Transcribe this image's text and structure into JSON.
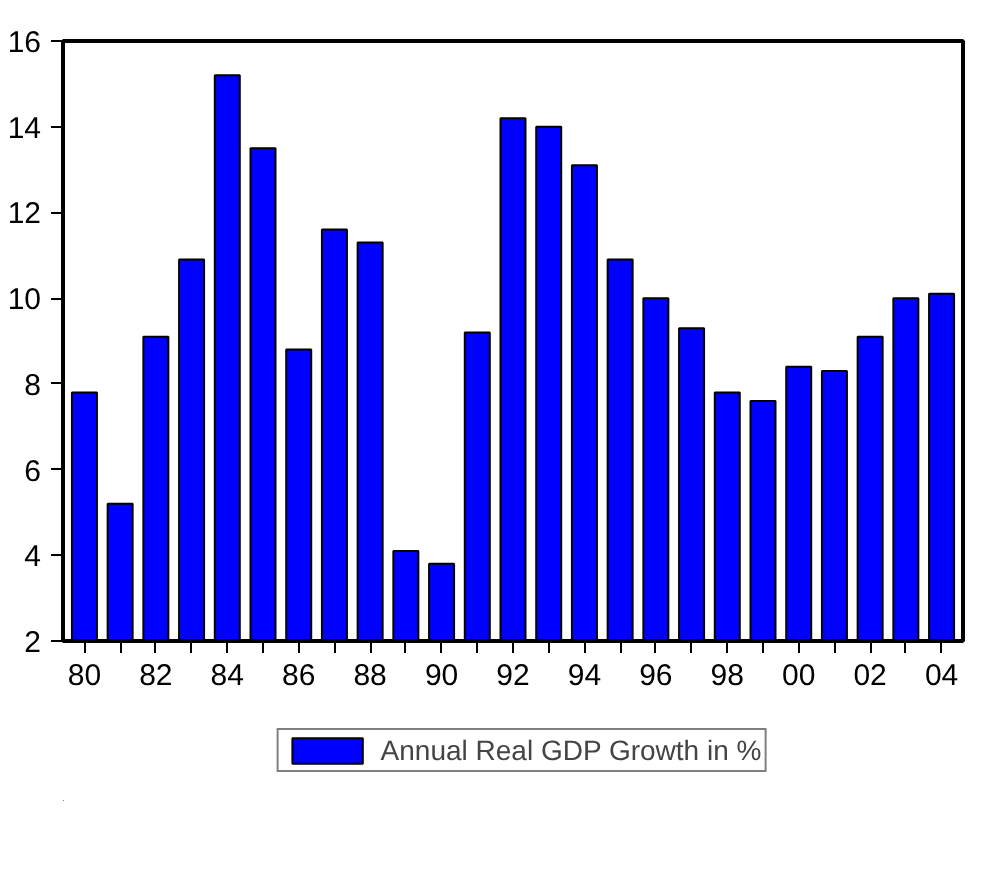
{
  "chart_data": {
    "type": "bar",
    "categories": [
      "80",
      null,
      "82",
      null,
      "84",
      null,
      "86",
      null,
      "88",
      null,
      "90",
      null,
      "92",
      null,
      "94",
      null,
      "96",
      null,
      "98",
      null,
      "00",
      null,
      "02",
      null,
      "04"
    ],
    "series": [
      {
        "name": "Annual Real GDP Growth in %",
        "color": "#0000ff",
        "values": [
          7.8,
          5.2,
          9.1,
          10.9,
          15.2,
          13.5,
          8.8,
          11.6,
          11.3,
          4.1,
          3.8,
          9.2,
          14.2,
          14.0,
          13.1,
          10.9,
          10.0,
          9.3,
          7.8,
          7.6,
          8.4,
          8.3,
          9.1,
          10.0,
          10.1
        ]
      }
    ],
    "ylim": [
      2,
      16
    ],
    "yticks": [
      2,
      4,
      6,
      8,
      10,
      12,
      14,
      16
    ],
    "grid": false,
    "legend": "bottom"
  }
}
■ ■ ■ ■
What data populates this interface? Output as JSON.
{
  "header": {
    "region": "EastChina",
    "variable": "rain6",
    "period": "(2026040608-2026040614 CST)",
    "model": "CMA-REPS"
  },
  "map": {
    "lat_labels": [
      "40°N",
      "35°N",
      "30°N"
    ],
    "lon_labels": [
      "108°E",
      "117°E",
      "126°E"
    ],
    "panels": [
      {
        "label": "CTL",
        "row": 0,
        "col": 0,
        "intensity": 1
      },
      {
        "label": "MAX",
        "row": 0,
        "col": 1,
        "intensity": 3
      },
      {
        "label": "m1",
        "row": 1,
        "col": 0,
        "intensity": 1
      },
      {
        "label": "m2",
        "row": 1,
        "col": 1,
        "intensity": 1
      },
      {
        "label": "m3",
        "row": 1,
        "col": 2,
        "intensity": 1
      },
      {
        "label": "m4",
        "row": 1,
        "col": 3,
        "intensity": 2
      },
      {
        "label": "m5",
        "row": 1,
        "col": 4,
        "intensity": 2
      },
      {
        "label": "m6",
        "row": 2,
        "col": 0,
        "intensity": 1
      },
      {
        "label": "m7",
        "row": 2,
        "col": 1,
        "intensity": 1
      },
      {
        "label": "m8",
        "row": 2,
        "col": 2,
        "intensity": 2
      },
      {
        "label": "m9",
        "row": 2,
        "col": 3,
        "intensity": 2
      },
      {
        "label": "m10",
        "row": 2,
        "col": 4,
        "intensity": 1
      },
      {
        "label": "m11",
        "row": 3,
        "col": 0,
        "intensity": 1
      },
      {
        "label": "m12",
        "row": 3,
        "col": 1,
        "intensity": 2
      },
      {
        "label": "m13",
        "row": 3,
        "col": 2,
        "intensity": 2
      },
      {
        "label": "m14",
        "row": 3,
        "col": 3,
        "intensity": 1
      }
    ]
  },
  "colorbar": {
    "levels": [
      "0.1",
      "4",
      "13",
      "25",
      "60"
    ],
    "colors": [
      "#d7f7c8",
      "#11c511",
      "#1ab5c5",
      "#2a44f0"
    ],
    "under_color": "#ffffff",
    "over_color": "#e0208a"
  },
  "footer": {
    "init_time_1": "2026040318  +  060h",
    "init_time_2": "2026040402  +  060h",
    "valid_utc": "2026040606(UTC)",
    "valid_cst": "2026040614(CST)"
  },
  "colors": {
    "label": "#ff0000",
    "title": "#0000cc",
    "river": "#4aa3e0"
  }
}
■ ■ ■ ■
Find the word "JSON" in the entries, and copy every line it shows up in.

» Completed exercise
Transcribe this image's text and structure into JSON.
What data populates this interface? Output as JSON.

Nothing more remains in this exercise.